Collected data entries:
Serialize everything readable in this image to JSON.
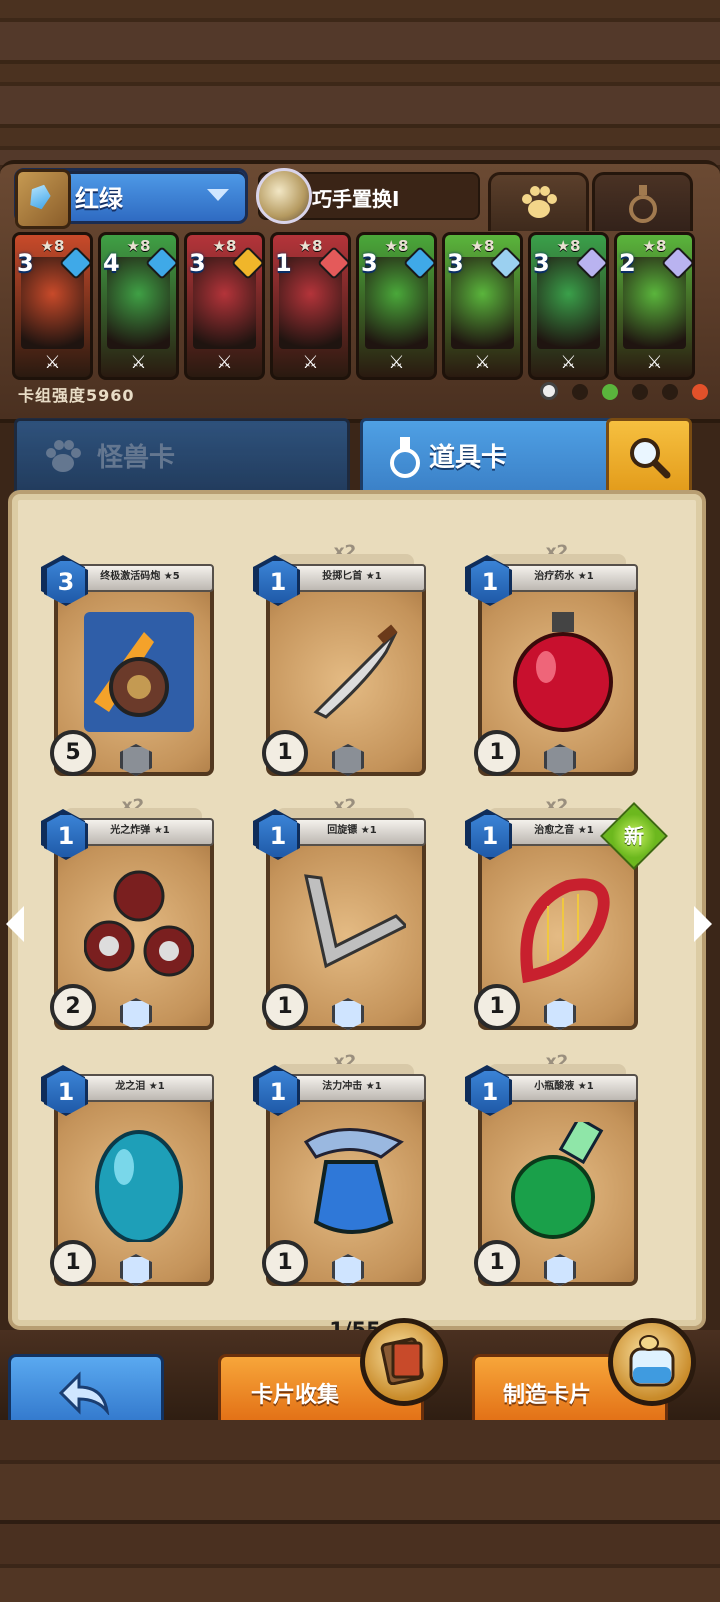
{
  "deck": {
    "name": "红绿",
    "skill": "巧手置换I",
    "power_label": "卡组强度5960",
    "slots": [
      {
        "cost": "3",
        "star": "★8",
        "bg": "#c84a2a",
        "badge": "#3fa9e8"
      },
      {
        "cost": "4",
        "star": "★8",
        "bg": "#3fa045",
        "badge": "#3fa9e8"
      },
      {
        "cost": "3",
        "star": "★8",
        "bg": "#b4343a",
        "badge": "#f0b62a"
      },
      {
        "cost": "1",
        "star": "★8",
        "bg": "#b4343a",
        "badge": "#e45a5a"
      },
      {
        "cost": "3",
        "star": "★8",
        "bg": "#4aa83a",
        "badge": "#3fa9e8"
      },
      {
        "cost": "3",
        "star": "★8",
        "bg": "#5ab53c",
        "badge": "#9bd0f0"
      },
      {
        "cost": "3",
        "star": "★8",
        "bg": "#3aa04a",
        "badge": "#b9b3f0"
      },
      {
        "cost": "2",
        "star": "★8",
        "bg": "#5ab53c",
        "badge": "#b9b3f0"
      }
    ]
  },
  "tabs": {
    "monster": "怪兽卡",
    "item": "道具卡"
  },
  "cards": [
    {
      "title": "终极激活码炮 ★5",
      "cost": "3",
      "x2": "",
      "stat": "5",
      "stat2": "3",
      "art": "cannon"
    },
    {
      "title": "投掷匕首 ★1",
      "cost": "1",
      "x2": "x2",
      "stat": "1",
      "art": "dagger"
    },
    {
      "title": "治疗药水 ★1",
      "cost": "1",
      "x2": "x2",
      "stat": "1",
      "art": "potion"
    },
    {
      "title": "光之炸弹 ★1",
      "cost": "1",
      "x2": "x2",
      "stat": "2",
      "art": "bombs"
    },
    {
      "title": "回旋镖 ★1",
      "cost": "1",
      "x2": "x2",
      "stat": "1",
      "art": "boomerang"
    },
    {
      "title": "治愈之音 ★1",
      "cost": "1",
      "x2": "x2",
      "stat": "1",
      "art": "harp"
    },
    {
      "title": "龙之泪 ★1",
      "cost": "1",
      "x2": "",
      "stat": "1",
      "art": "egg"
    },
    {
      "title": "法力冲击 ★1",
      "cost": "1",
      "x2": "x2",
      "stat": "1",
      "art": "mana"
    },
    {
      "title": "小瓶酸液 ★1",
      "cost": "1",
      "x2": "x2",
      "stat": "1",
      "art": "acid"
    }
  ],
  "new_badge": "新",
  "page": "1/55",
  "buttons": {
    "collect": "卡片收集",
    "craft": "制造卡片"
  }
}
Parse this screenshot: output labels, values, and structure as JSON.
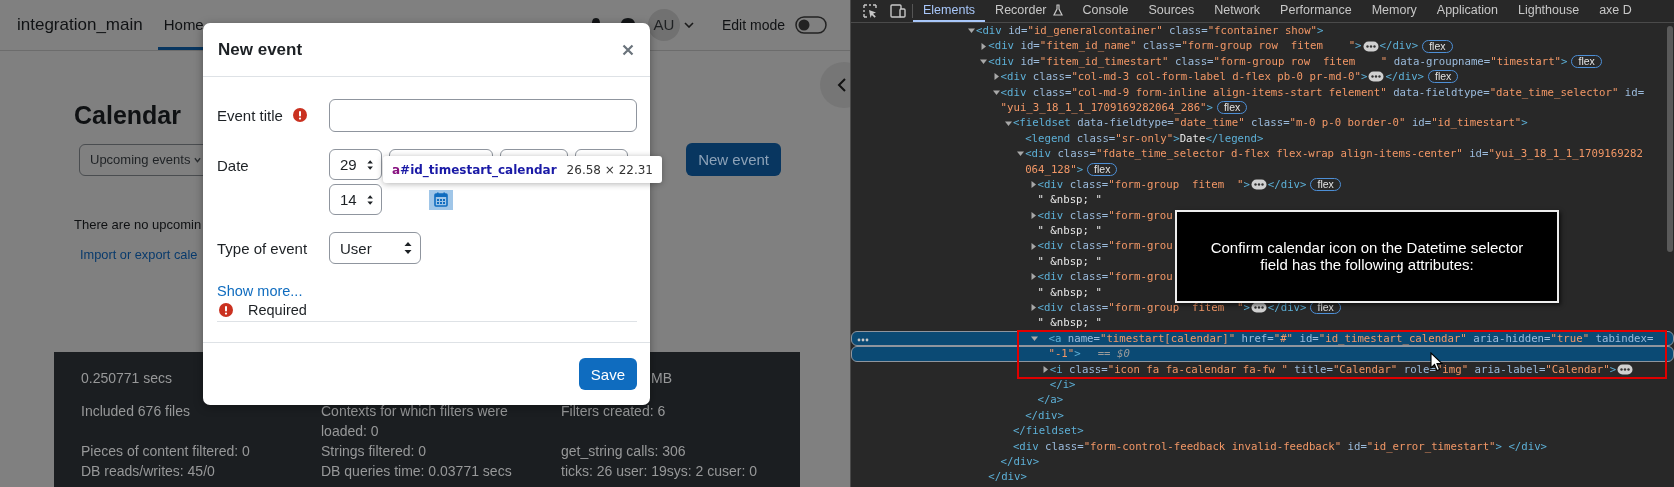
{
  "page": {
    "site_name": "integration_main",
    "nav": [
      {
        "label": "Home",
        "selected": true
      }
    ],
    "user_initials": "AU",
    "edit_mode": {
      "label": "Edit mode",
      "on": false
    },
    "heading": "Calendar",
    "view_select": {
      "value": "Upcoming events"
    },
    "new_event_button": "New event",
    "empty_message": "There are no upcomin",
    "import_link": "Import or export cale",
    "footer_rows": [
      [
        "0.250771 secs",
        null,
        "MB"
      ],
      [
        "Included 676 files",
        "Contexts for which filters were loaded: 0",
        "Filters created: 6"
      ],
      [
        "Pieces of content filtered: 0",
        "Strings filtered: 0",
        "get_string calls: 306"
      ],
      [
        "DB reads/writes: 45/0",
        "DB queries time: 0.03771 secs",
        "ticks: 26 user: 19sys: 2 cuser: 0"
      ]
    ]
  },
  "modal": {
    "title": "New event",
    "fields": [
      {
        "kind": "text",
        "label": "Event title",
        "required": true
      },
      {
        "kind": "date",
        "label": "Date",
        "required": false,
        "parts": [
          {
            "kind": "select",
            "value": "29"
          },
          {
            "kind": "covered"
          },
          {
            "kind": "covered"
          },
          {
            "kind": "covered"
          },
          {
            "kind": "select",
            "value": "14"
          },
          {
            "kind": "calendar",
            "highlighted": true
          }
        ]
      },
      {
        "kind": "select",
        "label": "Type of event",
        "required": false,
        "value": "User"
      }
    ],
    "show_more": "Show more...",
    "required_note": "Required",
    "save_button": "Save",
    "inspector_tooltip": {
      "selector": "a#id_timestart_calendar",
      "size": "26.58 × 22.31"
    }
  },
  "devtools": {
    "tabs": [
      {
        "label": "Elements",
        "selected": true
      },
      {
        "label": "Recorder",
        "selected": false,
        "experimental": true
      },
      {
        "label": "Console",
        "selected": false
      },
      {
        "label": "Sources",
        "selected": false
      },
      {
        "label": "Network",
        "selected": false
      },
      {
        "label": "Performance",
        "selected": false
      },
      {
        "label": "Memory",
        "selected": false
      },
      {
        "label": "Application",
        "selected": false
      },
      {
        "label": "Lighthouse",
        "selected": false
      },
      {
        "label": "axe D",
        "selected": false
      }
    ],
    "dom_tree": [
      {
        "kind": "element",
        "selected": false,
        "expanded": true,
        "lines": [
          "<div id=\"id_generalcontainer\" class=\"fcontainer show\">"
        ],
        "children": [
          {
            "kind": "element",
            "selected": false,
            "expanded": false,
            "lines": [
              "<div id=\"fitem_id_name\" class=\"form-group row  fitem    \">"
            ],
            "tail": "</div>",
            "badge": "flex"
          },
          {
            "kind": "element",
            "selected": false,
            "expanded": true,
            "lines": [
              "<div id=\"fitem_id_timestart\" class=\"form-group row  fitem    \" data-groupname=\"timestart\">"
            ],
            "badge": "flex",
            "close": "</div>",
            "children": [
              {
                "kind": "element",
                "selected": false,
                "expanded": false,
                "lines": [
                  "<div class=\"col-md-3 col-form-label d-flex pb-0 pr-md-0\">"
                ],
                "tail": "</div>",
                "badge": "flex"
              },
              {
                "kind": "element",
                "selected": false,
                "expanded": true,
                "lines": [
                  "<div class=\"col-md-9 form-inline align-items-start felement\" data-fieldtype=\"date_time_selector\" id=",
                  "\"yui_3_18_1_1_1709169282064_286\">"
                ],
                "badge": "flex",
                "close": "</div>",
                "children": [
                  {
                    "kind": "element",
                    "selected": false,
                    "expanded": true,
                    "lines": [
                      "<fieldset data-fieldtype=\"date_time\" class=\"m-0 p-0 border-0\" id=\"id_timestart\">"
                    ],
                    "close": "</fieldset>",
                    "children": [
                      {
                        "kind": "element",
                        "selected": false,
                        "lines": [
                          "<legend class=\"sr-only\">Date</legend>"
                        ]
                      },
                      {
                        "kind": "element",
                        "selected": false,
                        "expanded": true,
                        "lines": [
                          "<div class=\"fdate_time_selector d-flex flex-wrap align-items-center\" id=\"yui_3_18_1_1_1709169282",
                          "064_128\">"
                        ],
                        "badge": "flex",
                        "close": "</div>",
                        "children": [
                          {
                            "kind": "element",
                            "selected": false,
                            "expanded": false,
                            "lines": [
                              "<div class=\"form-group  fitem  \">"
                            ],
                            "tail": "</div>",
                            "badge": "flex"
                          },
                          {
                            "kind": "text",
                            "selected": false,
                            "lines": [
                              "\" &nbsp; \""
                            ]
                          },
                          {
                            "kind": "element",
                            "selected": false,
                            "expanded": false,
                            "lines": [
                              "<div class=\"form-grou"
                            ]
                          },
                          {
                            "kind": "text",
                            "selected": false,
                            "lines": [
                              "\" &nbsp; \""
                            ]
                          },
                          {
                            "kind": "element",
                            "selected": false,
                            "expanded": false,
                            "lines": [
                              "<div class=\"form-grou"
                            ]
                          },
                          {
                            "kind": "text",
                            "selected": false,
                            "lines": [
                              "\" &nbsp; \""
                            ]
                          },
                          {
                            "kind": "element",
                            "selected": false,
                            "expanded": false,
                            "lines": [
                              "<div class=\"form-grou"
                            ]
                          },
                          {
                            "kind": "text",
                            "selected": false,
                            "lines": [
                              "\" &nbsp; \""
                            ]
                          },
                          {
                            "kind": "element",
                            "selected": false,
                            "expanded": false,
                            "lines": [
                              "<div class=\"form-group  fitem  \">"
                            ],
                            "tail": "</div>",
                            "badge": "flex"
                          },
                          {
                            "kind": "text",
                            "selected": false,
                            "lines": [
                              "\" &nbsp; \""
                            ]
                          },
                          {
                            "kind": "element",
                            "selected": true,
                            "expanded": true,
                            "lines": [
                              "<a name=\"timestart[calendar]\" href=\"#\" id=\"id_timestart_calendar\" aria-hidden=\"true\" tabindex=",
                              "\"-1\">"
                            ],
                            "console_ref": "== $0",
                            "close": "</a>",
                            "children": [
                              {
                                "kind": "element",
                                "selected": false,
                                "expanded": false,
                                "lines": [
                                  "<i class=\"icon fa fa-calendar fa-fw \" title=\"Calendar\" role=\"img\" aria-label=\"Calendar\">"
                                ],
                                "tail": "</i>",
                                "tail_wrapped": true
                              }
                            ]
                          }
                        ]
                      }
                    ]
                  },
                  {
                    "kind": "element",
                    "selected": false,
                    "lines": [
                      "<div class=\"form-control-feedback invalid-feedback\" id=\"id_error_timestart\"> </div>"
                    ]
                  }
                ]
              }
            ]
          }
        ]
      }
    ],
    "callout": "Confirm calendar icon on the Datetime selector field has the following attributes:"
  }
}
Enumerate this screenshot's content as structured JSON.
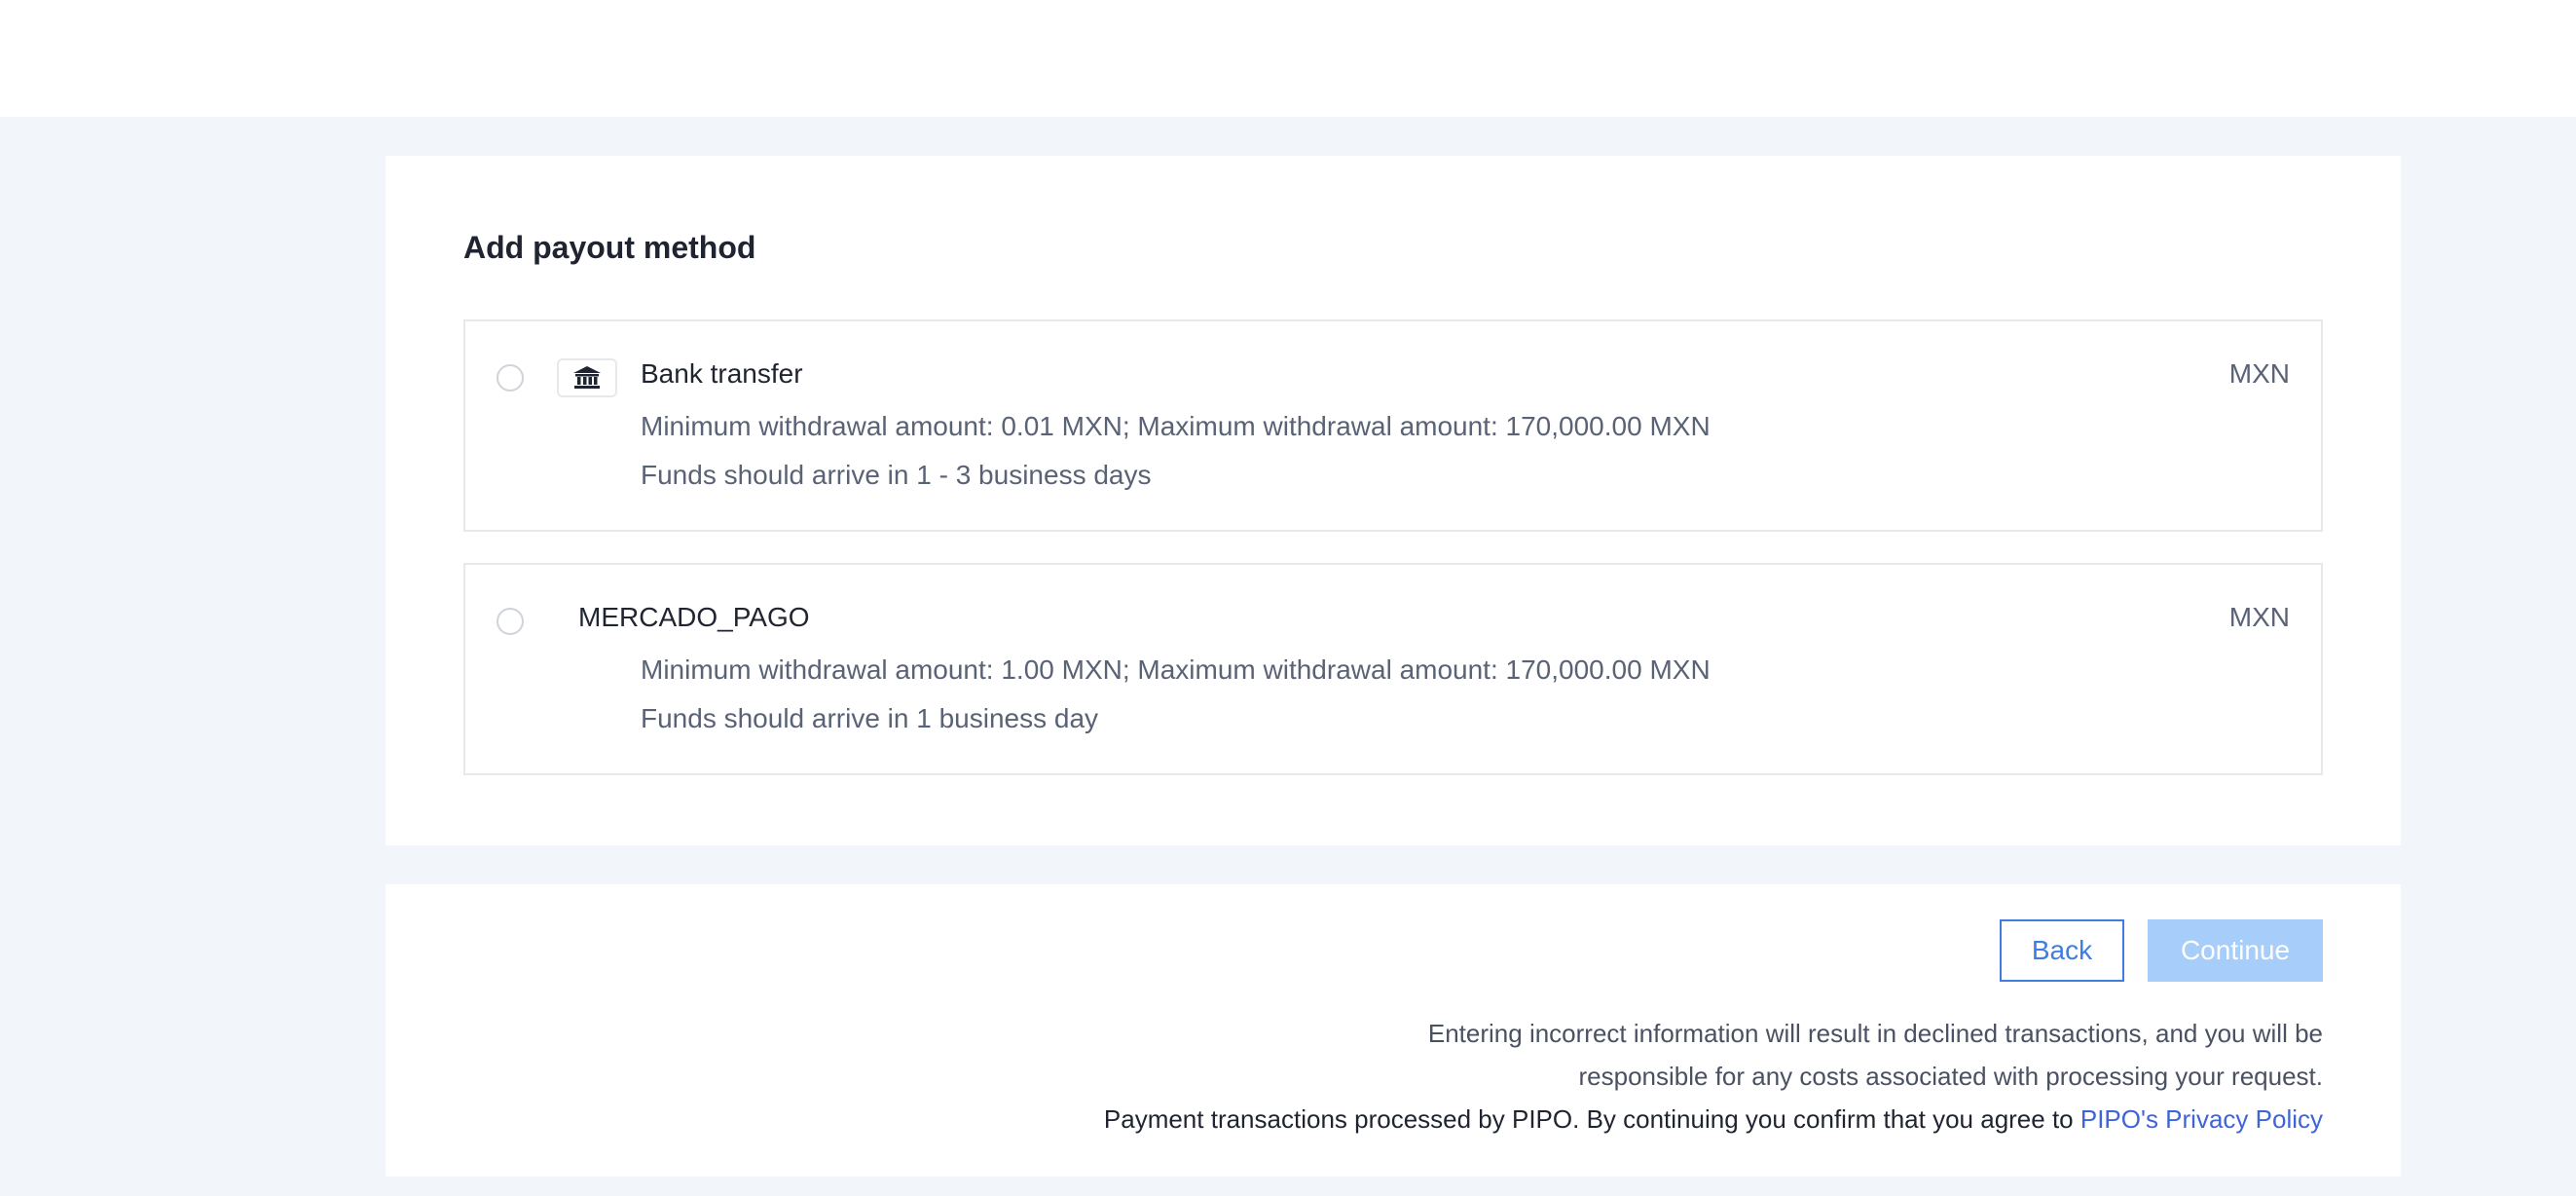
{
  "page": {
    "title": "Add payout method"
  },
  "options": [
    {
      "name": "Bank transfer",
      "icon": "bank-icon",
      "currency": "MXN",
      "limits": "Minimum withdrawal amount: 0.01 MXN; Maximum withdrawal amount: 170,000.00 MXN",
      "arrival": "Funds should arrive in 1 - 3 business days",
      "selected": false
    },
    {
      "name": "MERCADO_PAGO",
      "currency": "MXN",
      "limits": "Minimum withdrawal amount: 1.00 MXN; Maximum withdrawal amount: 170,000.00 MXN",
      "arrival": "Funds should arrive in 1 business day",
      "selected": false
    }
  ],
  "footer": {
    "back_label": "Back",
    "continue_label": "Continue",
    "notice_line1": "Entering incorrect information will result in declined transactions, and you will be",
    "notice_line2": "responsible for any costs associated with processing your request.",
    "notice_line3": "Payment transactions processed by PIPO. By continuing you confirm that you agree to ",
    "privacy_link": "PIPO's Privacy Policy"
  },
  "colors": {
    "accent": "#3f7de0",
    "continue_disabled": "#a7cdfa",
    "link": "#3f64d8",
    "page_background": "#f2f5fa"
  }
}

Problem details:
Collect every line from the records above that contains the word "fieldtype".

Result:
                  "<div class=\"col-md-9 form-inline align-items-start felement\" data-fieldtype=\"date_time_selector\" id=",
                      "<fieldset data-fieldtype=\"date_time\" class=\"m-0 p-0 border-0\" id=\"id_timestart\">"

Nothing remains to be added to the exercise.